INSTRUCTIONS FOR THE TASK> Return the material word for word. Do not include the pictures.

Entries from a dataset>
* * * * * * * * *

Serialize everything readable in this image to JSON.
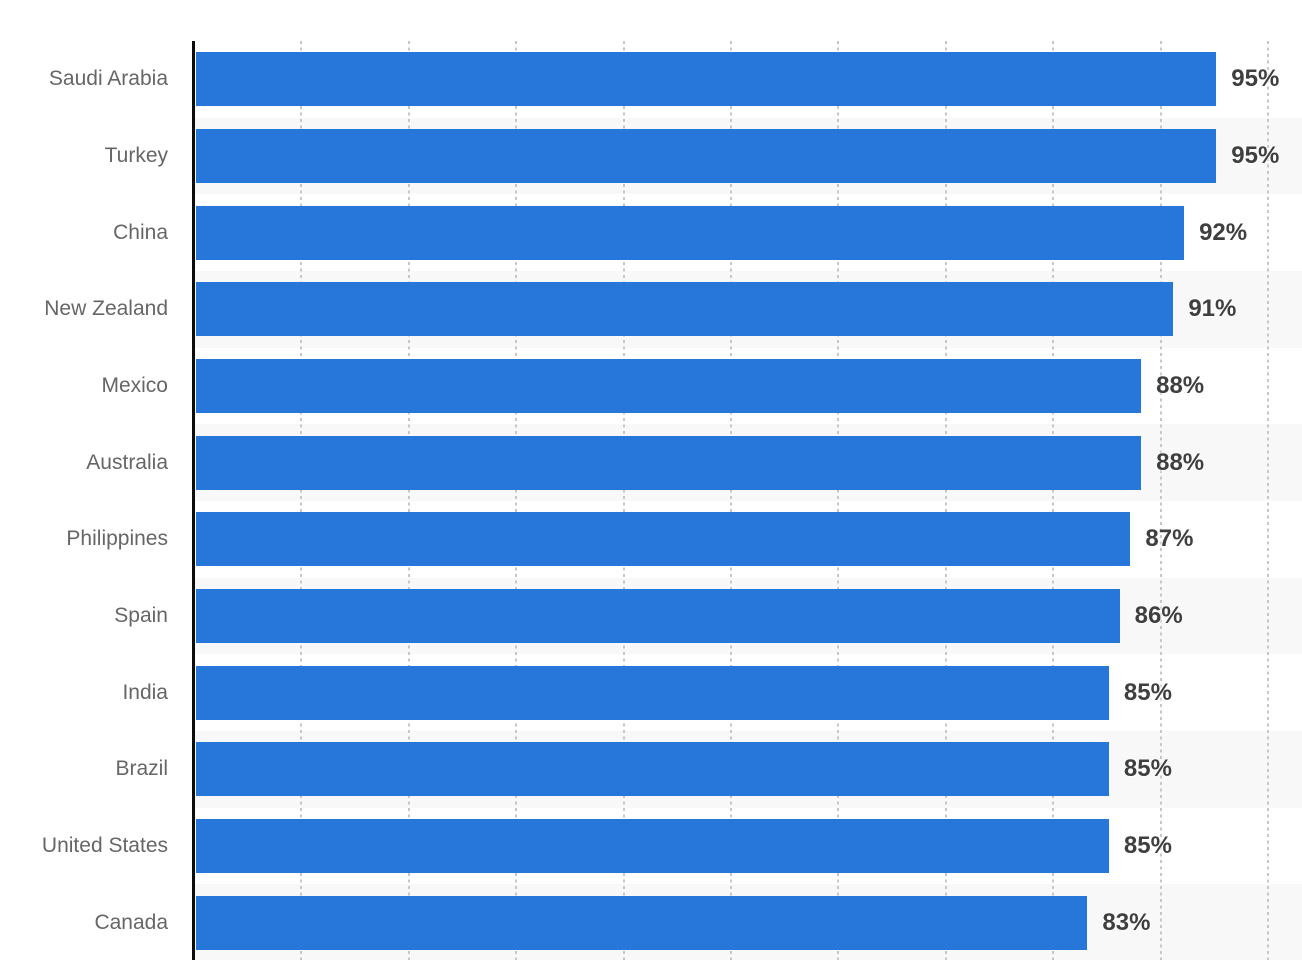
{
  "chart_data": {
    "type": "bar",
    "orientation": "horizontal",
    "title": "",
    "xlabel": "",
    "ylabel": "",
    "categories": [
      "Saudi Arabia",
      "Turkey",
      "China",
      "New Zealand",
      "Mexico",
      "Australia",
      "Philippines",
      "Spain",
      "India",
      "Brazil",
      "United States",
      "Canada"
    ],
    "values": [
      95,
      95,
      92,
      91,
      88,
      88,
      87,
      86,
      85,
      85,
      85,
      83
    ],
    "value_suffix": "%",
    "value_labels": [
      "95%",
      "95%",
      "92%",
      "91%",
      "88%",
      "88%",
      "87%",
      "86%",
      "85%",
      "85%",
      "85%",
      "83%"
    ],
    "xlim": [
      0,
      100
    ],
    "grid_step": 10,
    "grid_on": true,
    "legend": null,
    "colors": {
      "bar": "#2777db",
      "row_stripe": "#f8f8f8",
      "gridline": "#c7c7c7",
      "axis_line": "#0c0c0c",
      "category_label": "#666666",
      "value_label": "#3f3f3f",
      "background": "#ffffff"
    }
  }
}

* * * * * * * * *

EXERCISE ANSWER>
Serialize everything readable in this image to JSON.
{
  "chart_data": {
    "type": "bar",
    "orientation": "horizontal",
    "title": "",
    "xlabel": "",
    "ylabel": "",
    "categories": [
      "Saudi Arabia",
      "Turkey",
      "China",
      "New Zealand",
      "Mexico",
      "Australia",
      "Philippines",
      "Spain",
      "India",
      "Brazil",
      "United States",
      "Canada"
    ],
    "values": [
      95,
      95,
      92,
      91,
      88,
      88,
      87,
      86,
      85,
      85,
      85,
      83
    ],
    "value_suffix": "%",
    "value_labels": [
      "95%",
      "95%",
      "92%",
      "91%",
      "88%",
      "88%",
      "87%",
      "86%",
      "85%",
      "85%",
      "85%",
      "83%"
    ],
    "xlim": [
      0,
      100
    ],
    "grid_step": 10,
    "grid_on": true,
    "legend": null,
    "colors": {
      "bar": "#2777db",
      "row_stripe": "#f8f8f8",
      "gridline": "#c7c7c7",
      "axis_line": "#0c0c0c",
      "category_label": "#666666",
      "value_label": "#3f3f3f",
      "background": "#ffffff"
    }
  }
}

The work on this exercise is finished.